Skip all pictures, then print the remaining material exactly.

-- Start SUPPLIED MATERIAL --

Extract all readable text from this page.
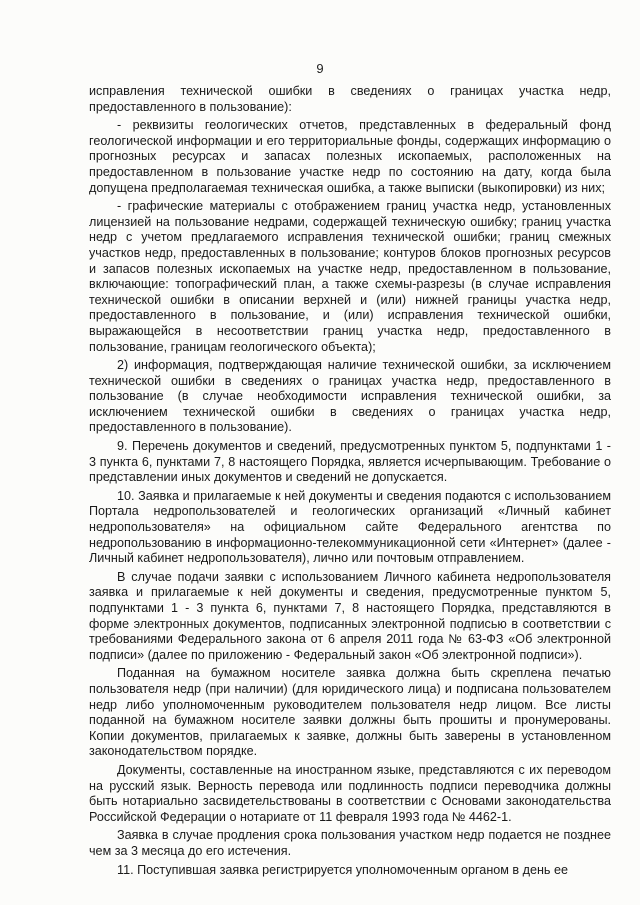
9

исправления технической ошибки в сведениях о границах участка недр, предоставленного в пользование):

- реквизиты геологических отчетов, представленных в федеральный фонд геологической информации и его территориальные фонды, содержащих информацию о прогнозных ресурсах и запасах полезных ископаемых, расположенных на предоставленном в пользование участке недр по состоянию на дату, когда была допущена предполагаемая техническая ошибка, а также выписки (выкопировки) из них;

- графические материалы с отображением границ участка недр, установленных лицензией на пользование недрами, содержащей техническую ошибку; границ участка недр с учетом предлагаемого исправления технической ошибки; границ смежных участков недр, предоставленных в пользование; контуров блоков прогнозных ресурсов и запасов полезных ископаемых на участке недр, предоставленном в пользование, включающие: топографический план, а также схемы-разрезы (в случае исправления технической ошибки в описании верхней и (или) нижней границы участка недр, предоставленного в пользование, и (или) исправления технической ошибки, выражающейся в несоответствии границ участка недр, предоставленного в пользование, границам геологического объекта);

2) информация, подтверждающая наличие технической ошибки, за исключением технической ошибки в сведениях о границах участка недр, предоставленного в пользование (в случае необходимости исправления технической ошибки, за исключением технической ошибки в сведениях о границах участка недр, предоставленного в пользование).

9. Перечень документов и сведений, предусмотренных пунктом 5, подпунктами 1 - 3 пункта 6, пунктами 7, 8 настоящего Порядка, является исчерпывающим. Требование о представлении иных документов и сведений не допускается.

10. Заявка и прилагаемые к ней документы и сведения подаются с использованием Портала недропользователей и геологических организаций «Личный кабинет недропользователя» на официальном сайте Федерального агентства по недропользованию в информационно-телекоммуникационной сети «Интернет» (далее - Личный кабинет недропользователя), лично или почтовым отправлением.

В случае подачи заявки с использованием Личного кабинета недропользователя заявка и прилагаемые к ней документы и сведения, предусмотренные пунктом 5, подпунктами 1 - 3 пункта 6, пунктами 7, 8 настоящего Порядка, представляются в форме электронных документов, подписанных электронной подписью в соответствии с требованиями Федерального закона от 6 апреля 2011 года № 63-ФЗ «Об электронной подписи» (далее по приложению - Федеральный закон «Об электронной подписи»).

Поданная на бумажном носителе заявка должна быть скреплена печатью пользователя недр (при наличии) (для юридического лица) и подписана пользователем недр либо уполномоченным руководителем пользователя недр лицом. Все листы поданной на бумажном носителе заявки должны быть прошиты и пронумерованы. Копии документов, прилагаемых к заявке, должны быть заверены в установленном законодательством порядке.

Документы, составленные на иностранном языке, представляются с их переводом на русский язык. Верность перевода или подлинность подписи переводчика должны быть нотариально засвидетельствованы в соответствии с Основами законодательства Российской Федерации о нотариате от 11 февраля 1993 года № 4462-1.

Заявка в случае продления срока пользования участком недр подается не позднее чем за 3 месяца до его истечения.

11. Поступившая заявка регистрируется уполномоченным органом в день ее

-- End SUPPLIED MATERIAL --

* **THE REPLY**
Extract all readable text from this page.
9

исправления технической ошибки в сведениях о границах участка недр, предоставленного в пользование):

- реквизиты геологических отчетов, представленных в федеральный фонд геологической информации и его территориальные фонды, содержащих информацию о прогнозных ресурсах и запасах полезных ископаемых, расположенных на предоставленном в пользование участке недр по состоянию на дату, когда была допущена предполагаемая техническая ошибка, а также выписки (выкопировки) из них;

- графические материалы с отображением границ участка недр, установленных лицензией на пользование недрами, содержащей техническую ошибку; границ участка недр с учетом предлагаемого исправления технической ошибки; границ смежных участков недр, предоставленных в пользование; контуров блоков прогнозных ресурсов и запасов полезных ископаемых на участке недр, предоставленном в пользование, включающие: топографический план, а также схемы-разрезы (в случае исправления технической ошибки в описании верхней и (или) нижней границы участка недр, предоставленного в пользование, и (или) исправления технической ошибки, выражающейся в несоответствии границ участка недр, предоставленного в пользование, границам геологического объекта);

2) информация, подтверждающая наличие технической ошибки, за исключением технической ошибки в сведениях о границах участка недр, предоставленного в пользование (в случае необходимости исправления технической ошибки, за исключением технической ошибки в сведениях о границах участка недр, предоставленного в пользование).

9. Перечень документов и сведений, предусмотренных пунктом 5, подпунктами 1 - 3 пункта 6, пунктами 7, 8 настоящего Порядка, является исчерпывающим. Требование о представлении иных документов и сведений не допускается.

10. Заявка и прилагаемые к ней документы и сведения подаются с использованием Портала недропользователей и геологических организаций «Личный кабинет недропользователя» на официальном сайте Федерального агентства по недропользованию в информационно-телекоммуникационной сети «Интернет» (далее - Личный кабинет недропользователя), лично или почтовым отправлением.

В случае подачи заявки с использованием Личного кабинета недропользователя заявка и прилагаемые к ней документы и сведения, предусмотренные пунктом 5, подпунктами 1 - 3 пункта 6, пунктами 7, 8 настоящего Порядка, представляются в форме электронных документов, подписанных электронной подписью в соответствии с требованиями Федерального закона от 6 апреля 2011 года № 63-ФЗ «Об электронной подписи» (далее по приложению - Федеральный закон «Об электронной подписи»).

Поданная на бумажном носителе заявка должна быть скреплена печатью пользователя недр (при наличии) (для юридического лица) и подписана пользователем недр либо уполномоченным руководителем пользователя недр лицом. Все листы поданной на бумажном носителе заявки должны быть прошиты и пронумерованы. Копии документов, прилагаемых к заявке, должны быть заверены в установленном законодательством порядке.

Документы, составленные на иностранном языке, представляются с их переводом на русский язык. Верность перевода или подлинность подписи переводчика должны быть нотариально засвидетельствованы в соответствии с Основами законодательства Российской Федерации о нотариате от 11 февраля 1993 года № 4462-1.

Заявка в случае продления срока пользования участком недр подается не позднее чем за 3 месяца до его истечения.

11. Поступившая заявка регистрируется уполномоченным органом в день ее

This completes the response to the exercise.